*SHORT PROBLEM*. Reproduce every entry that follows word for word, but omit the images.
— Start of DATA FOR THE TASK —
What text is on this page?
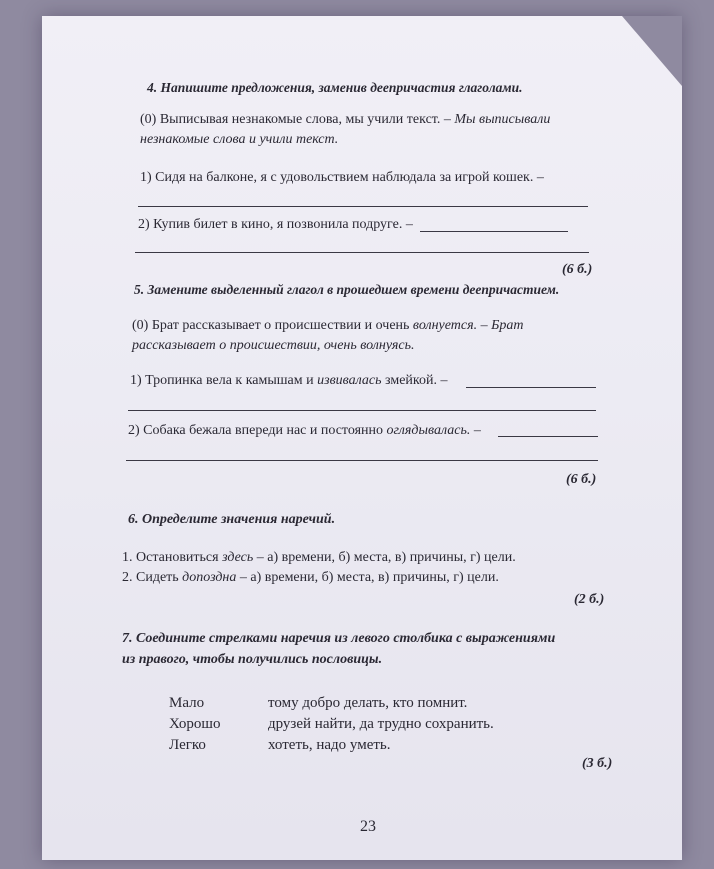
4. Напишите предложения, заменив деепричастия глаголами.
(0) Выписывая незнакомые слова, мы учили текст. – Мы выписывали
незнакомые слова и учили текст.
1) Сидя на балконе, я с удовольствием наблюдала за игрой кошек. –
2) Купив билет в кино, я позвонила подруге. –
(6 б.)
5. Замените выделенный глагол в прошедшем времени деепричастием.
(0) Брат рассказывает о происшествии и очень волнуется. – Брат
рассказывает о происшествии, очень волнуясь.
1) Тропинка вела к камышам и извивалась змейкой. –
2) Собака бежала впереди нас и постоянно оглядывалась. –
(6 б.)
6. Определите значения наречий.
1. Остановиться здесь – а) времени, б) места, в) причины, г) цели.
2. Сидеть допоздна – а) времени, б) места, в) причины, г) цели.
(2 б.)
7. Соедините стрелками наречия из левого столбика с выражениями
из правого, чтобы получились пословицы.
Мало
Хорошо
Легко
тому добро делать, кто помнит.
друзей найти, да трудно сохранить.
хотеть, надо уметь.
(3 б.)
23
— End of DATA FOR THE TASK —
*REPLY TO THE TASK*.
What text is on this page?
4. Напишите предложения, заменив деепричастия глаголами.
(0) Выписывая незнакомые слова, мы учили текст. – Мы выписывали
незнакомые слова и учили текст.
1) Сидя на балконе, я с удовольствием наблюдала за игрой кошек. –
2) Купив билет в кино, я позвонила подруге. –
(6 б.)
5. Замените выделенный глагол в прошедшем времени деепричастием.
(0) Брат рассказывает о происшествии и очень волнуется. – Брат
рассказывает о происшествии, очень волнуясь.
1) Тропинка вела к камышам и извивалась змейкой. –
2) Собака бежала впереди нас и постоянно оглядывалась. –
(6 б.)
6. Определите значения наречий.
1. Остановиться здесь – а) времени, б) места, в) причины, г) цели.
2. Сидеть допоздна – а) времени, б) места, в) причины, г) цели.
(2 б.)
7. Соедините стрелками наречия из левого столбика с выражениями
из правого, чтобы получились пословицы.
Мало
Хорошо
Легко
тому добро делать, кто помнит.
друзей найти, да трудно сохранить.
хотеть, надо уметь.
(3 б.)
23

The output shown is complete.